-- Begin WORKING DATA --

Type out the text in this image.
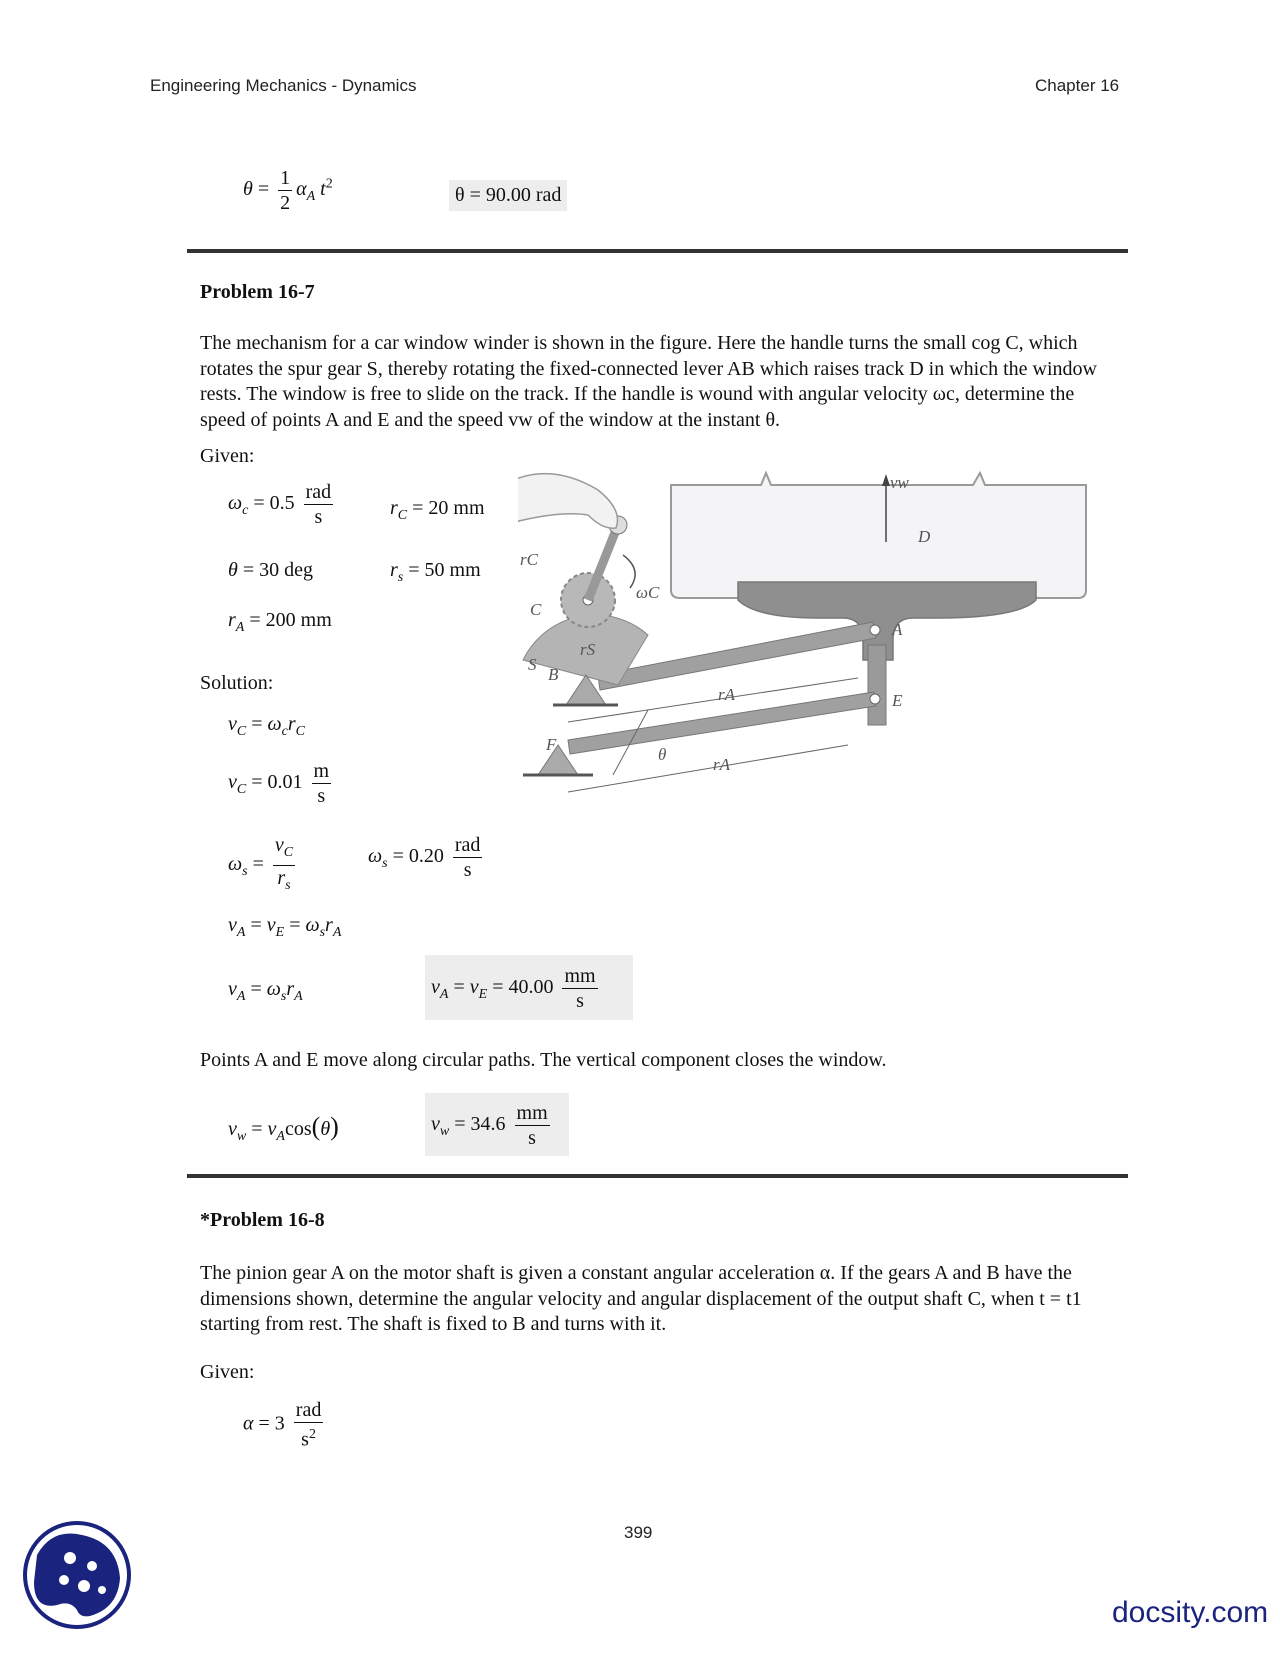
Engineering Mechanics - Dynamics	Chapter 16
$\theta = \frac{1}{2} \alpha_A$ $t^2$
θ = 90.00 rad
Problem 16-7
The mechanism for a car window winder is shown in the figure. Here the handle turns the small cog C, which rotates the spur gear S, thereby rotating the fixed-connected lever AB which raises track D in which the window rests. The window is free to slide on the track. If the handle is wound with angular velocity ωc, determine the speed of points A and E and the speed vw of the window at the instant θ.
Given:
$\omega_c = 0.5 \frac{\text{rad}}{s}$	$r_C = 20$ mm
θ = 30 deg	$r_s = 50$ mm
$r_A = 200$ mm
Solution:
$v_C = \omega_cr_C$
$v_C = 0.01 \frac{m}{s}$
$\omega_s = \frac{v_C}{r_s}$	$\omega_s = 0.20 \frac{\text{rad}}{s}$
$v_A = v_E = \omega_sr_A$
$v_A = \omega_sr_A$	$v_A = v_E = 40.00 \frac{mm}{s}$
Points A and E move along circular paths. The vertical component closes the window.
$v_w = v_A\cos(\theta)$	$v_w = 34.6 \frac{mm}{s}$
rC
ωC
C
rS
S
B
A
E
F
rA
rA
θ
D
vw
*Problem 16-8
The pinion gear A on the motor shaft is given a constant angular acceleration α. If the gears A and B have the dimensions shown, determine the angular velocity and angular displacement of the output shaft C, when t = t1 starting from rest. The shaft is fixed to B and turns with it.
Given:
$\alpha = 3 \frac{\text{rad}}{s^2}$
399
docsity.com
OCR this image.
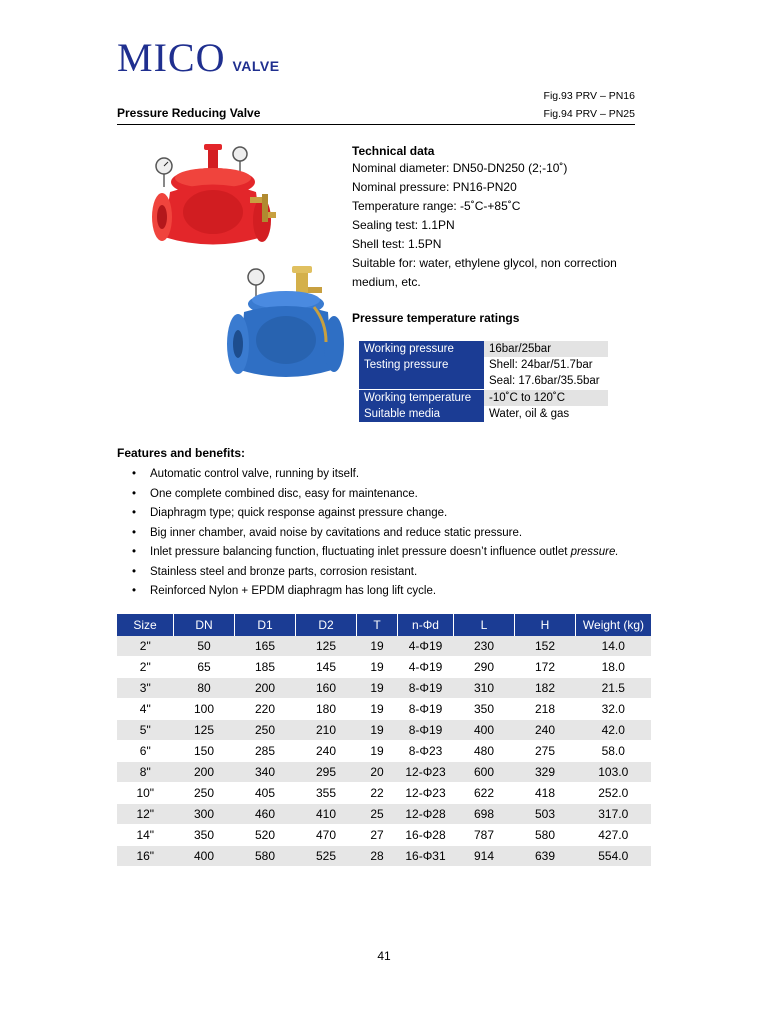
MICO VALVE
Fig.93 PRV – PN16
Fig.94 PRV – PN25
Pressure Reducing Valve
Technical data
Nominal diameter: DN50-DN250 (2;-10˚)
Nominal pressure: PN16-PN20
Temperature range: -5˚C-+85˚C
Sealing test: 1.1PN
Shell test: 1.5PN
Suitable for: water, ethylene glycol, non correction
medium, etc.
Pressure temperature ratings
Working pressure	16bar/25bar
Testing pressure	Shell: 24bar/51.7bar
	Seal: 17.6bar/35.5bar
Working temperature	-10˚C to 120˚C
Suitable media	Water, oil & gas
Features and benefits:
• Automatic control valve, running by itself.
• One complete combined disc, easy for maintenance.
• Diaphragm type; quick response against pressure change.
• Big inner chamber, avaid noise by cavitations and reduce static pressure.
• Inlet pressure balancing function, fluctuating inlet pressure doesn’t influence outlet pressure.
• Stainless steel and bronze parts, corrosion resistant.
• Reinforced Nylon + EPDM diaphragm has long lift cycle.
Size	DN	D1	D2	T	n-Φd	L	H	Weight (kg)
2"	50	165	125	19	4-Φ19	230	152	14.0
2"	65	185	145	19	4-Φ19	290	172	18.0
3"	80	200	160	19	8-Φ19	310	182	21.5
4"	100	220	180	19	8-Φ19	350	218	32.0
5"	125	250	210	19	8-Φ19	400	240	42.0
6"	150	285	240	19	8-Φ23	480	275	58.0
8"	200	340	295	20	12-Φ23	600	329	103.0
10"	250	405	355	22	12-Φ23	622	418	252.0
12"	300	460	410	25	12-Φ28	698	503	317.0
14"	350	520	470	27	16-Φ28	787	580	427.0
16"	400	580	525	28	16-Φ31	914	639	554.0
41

-- End WORKING DATA --

Locate the word "this" in the data above. Copy every line carrying it.

Type out the text in this image.
OCR this image.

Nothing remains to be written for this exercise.